| Short problem |
Copy these lines word for word.

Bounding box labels
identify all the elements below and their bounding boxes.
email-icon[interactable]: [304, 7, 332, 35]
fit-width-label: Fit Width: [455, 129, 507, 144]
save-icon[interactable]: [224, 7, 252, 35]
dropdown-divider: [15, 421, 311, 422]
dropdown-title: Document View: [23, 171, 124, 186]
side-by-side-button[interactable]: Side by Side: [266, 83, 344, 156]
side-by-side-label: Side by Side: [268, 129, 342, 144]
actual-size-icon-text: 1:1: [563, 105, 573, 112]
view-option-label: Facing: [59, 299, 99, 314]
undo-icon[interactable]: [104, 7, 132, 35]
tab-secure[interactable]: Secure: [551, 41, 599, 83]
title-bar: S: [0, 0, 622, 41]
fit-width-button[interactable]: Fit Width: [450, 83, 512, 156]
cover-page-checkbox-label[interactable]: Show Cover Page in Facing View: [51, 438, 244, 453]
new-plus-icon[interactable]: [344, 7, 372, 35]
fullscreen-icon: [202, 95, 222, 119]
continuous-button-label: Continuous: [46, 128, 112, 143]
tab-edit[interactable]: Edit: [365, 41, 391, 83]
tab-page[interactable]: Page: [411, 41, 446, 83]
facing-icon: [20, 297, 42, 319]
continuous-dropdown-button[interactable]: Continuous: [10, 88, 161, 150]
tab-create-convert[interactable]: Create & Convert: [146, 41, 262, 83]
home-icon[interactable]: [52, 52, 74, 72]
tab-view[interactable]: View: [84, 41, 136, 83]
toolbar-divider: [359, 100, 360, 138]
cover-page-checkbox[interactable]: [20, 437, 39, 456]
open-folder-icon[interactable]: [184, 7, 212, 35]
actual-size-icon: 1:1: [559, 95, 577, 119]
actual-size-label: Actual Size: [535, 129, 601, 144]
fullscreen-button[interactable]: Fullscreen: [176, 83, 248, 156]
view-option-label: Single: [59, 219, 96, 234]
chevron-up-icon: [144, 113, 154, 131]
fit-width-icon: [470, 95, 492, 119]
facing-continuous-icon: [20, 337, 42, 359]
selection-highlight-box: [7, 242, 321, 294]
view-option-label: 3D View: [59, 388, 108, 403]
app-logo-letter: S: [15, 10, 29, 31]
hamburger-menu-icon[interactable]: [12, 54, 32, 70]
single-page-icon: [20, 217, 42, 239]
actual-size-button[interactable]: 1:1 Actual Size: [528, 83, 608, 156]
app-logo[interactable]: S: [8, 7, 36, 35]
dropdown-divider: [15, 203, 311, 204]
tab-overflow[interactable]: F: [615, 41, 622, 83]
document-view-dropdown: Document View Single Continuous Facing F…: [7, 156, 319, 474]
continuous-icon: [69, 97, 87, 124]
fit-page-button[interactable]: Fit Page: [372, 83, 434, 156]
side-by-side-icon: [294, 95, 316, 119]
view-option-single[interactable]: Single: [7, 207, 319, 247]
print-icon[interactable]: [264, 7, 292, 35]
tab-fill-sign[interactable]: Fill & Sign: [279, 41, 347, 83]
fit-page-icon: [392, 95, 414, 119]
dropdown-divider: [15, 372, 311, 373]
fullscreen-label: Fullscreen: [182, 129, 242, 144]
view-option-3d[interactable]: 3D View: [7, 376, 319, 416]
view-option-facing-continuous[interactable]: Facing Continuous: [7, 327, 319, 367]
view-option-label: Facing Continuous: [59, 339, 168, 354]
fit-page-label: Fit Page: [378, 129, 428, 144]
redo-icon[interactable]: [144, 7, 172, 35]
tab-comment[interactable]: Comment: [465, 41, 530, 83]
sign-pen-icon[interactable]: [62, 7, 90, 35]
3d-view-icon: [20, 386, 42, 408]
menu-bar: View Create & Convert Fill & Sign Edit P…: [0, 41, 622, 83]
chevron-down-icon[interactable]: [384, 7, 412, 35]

| The answer |
identify all the elements below and their bounding boxes.
email-icon[interactable]: [304, 7, 332, 35]
fit-width-label: Fit Width: [455, 129, 507, 144]
save-icon[interactable]: [224, 7, 252, 35]
dropdown-divider: [15, 421, 311, 422]
dropdown-title: Document View: [23, 171, 124, 186]
side-by-side-button[interactable]: Side by Side: [266, 83, 344, 156]
side-by-side-label: Side by Side: [268, 129, 342, 144]
actual-size-icon-text: 1:1: [563, 105, 573, 112]
view-option-label: Facing: [59, 299, 99, 314]
undo-icon[interactable]: [104, 7, 132, 35]
tab-secure[interactable]: Secure: [551, 41, 599, 83]
title-bar: S: [0, 0, 622, 41]
fit-width-button[interactable]: Fit Width: [450, 83, 512, 156]
cover-page-checkbox-label[interactable]: Show Cover Page in Facing View: [51, 438, 244, 453]
new-plus-icon[interactable]: [344, 7, 372, 35]
fullscreen-icon: [202, 95, 222, 119]
continuous-button-label: Continuous: [46, 128, 112, 143]
tab-edit[interactable]: Edit: [365, 41, 391, 83]
tab-page[interactable]: Page: [411, 41, 446, 83]
facing-icon: [20, 297, 42, 319]
continuous-dropdown-button[interactable]: Continuous: [10, 88, 161, 150]
tab-create-convert[interactable]: Create & Convert: [146, 41, 262, 83]
home-icon[interactable]: [52, 52, 74, 72]
tab-view[interactable]: View: [84, 41, 136, 83]
toolbar-divider: [359, 100, 360, 138]
cover-page-checkbox[interactable]: [20, 437, 39, 456]
open-folder-icon[interactable]: [184, 7, 212, 35]
actual-size-icon: 1:1: [559, 95, 577, 119]
actual-size-label: Actual Size: [535, 129, 601, 144]
fullscreen-button[interactable]: Fullscreen: [176, 83, 248, 156]
view-option-label: Single: [59, 219, 96, 234]
chevron-up-icon: [144, 113, 154, 131]
fit-width-icon: [470, 95, 492, 119]
facing-continuous-icon: [20, 337, 42, 359]
selection-highlight-box: [7, 242, 321, 294]
view-option-label: 3D View: [59, 388, 108, 403]
app-logo-letter: S: [15, 10, 29, 31]
hamburger-menu-icon[interactable]: [12, 54, 32, 70]
single-page-icon: [20, 217, 42, 239]
actual-size-button[interactable]: 1:1 Actual Size: [528, 83, 608, 156]
app-logo[interactable]: S: [8, 7, 36, 35]
dropdown-divider: [15, 203, 311, 204]
tab-overflow[interactable]: F: [615, 41, 622, 83]
document-view-dropdown: Document View Single Continuous Facing F…: [7, 156, 319, 474]
continuous-icon: [69, 97, 87, 124]
fit-page-button[interactable]: Fit Page: [372, 83, 434, 156]
side-by-side-icon: [294, 95, 316, 119]
view-option-single[interactable]: Single: [7, 207, 319, 247]
print-icon[interactable]: [264, 7, 292, 35]
tab-fill-sign[interactable]: Fill & Sign: [279, 41, 347, 83]
fit-page-icon: [392, 95, 414, 119]
dropdown-divider: [15, 372, 311, 373]
fullscreen-label: Fullscreen: [182, 129, 242, 144]
view-option-3d[interactable]: 3D View: [7, 376, 319, 416]
view-option-facing-continuous[interactable]: Facing Continuous: [7, 327, 319, 367]
view-option-label: Facing Continuous: [59, 339, 168, 354]
fit-page-label: Fit Page: [378, 129, 428, 144]
redo-icon[interactable]: [144, 7, 172, 35]
tab-comment[interactable]: Comment: [465, 41, 530, 83]
sign-pen-icon[interactable]: [62, 7, 90, 35]
3d-view-icon: [20, 386, 42, 408]
menu-bar: View Create & Convert Fill & Sign Edit P…: [0, 41, 622, 83]
chevron-down-icon[interactable]: [384, 7, 412, 35]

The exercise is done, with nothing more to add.